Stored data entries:
************
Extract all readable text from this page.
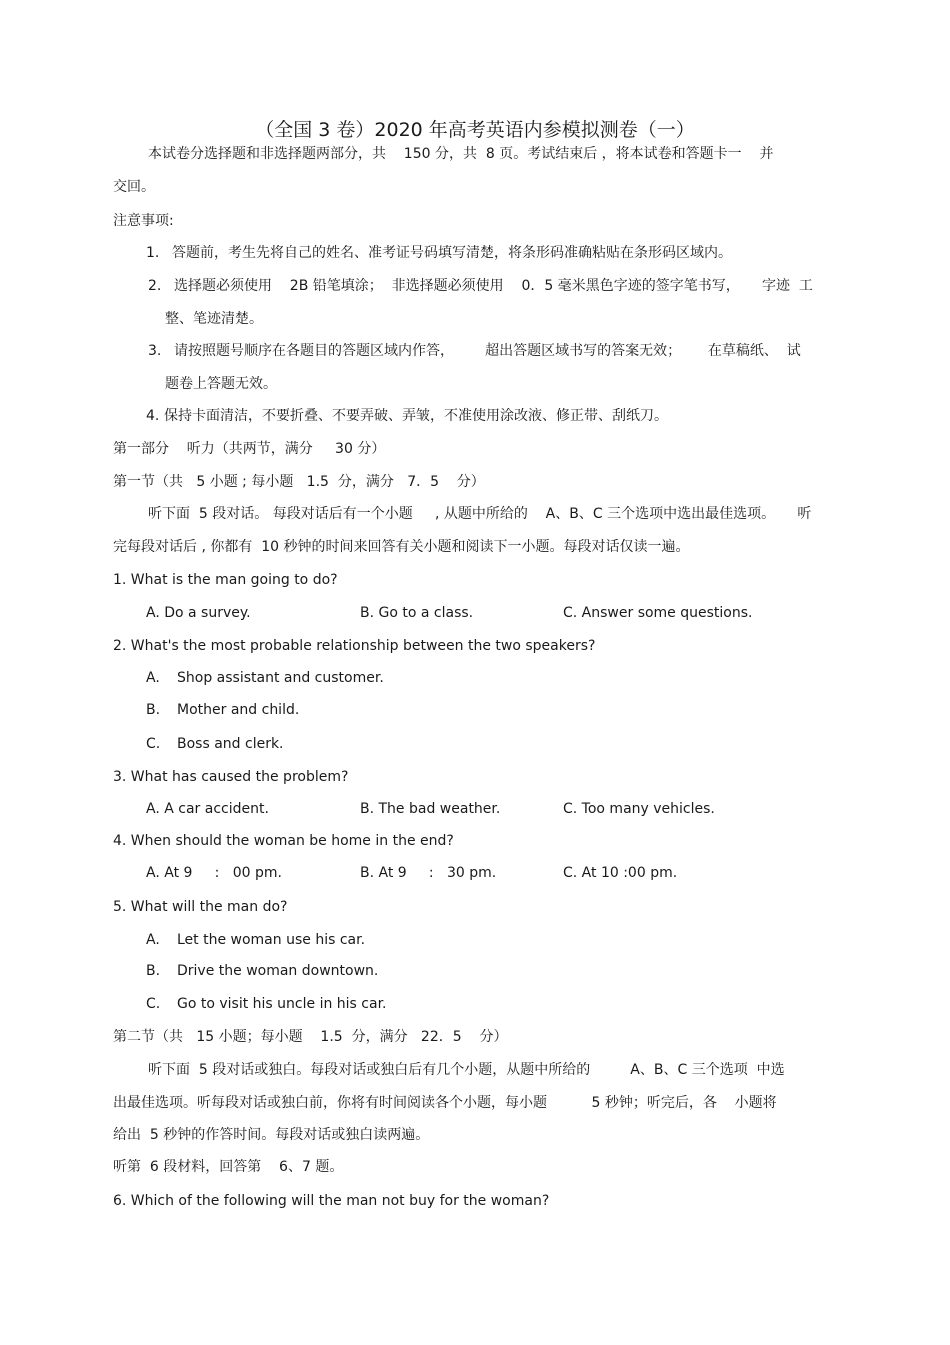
（全国 3 卷）2020 年高考英语内参模拟测卷（一）
本试卷分选择题和非选择题两部分，共    150 分，共  8 页。考试结束后 ，将本试卷和答题卡一    并
交回。
注意事项:
1. 答题前，考生先将自己的姓名、准考证号码填写清楚，将条形码准确粘贴在条形码区域内。
2. 选择题必须使用    2B 铅笔填涂；  非选择题必须使用    0．5 毫米黑色字迹的签字笔书写，     字迹  工
整、笔迹清楚。
3. 请按照题号顺序在各题目的答题区域内作答，       超出答题区域书写的答案无效；      在草稿纸、  试
题卷上答题无效。
4. 保持卡面清洁，不要折叠、不要弄破、弄皱，不准使用涂改液、修正带、刮纸刀。
第一部分    听力（共两节，满分     30 分）
第一节（共   5 小题 ; 每小题   1.5  分，满分   7．5    分）
听下面  5 段对话。 每段对话后有一个小题     , 从题中所给的    A、B、C 三个选项中选出最佳选项。     听
完每段对话后 , 你都有  10 秒钟的时间来回答有关小题和阅读下一小题。每段对话仅读一遍。
1. What is the man going to do?
A. Do a survey.	B. Go to a class.	C. Answer some questions.
2. What's the most probable relationship between the two speakers?
A. Shop assistant and customer.
B. Mother and child.
C. Boss and clerk.
3. What has caused the problem?
A. A car accident.	B. The bad weather.	C. Too many vehicles.
4. When should the woman be home in the end?
A. At 9     :   00 pm.	B. At 9     :   30 pm.	C. At 10 :00 pm.
5. What will the man do?
A. Let the woman use his car.
B. Drive the woman downtown.
C. Go to visit his uncle in his car.
第二节（共   15 小题；每小题    1.5  分，满分   22．5    分）
听下面  5 段对话或独白。每段对话或独白后有几个小题，从题中所给的         A、B、C 三个选项  中选
出最佳选项。听每段对话或独白前，你将有时间阅读各个小题，每小题          5 秒钟；听完后，各    小题将
给出  5 秒钟的作答时间。每段对话或独白读两遍。
听第  6 段材料，回答第    6、7 题。
6. Which of the following will the man not buy for the woman?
************
### Task requirements
Look through the listing above. Pick out each line with "What" and copy it.

### Result for this exercise
1. What is the man going to do?
2. What's the most probable relationship between the two speakers?
3. What has caused the problem?
5. What will the man do?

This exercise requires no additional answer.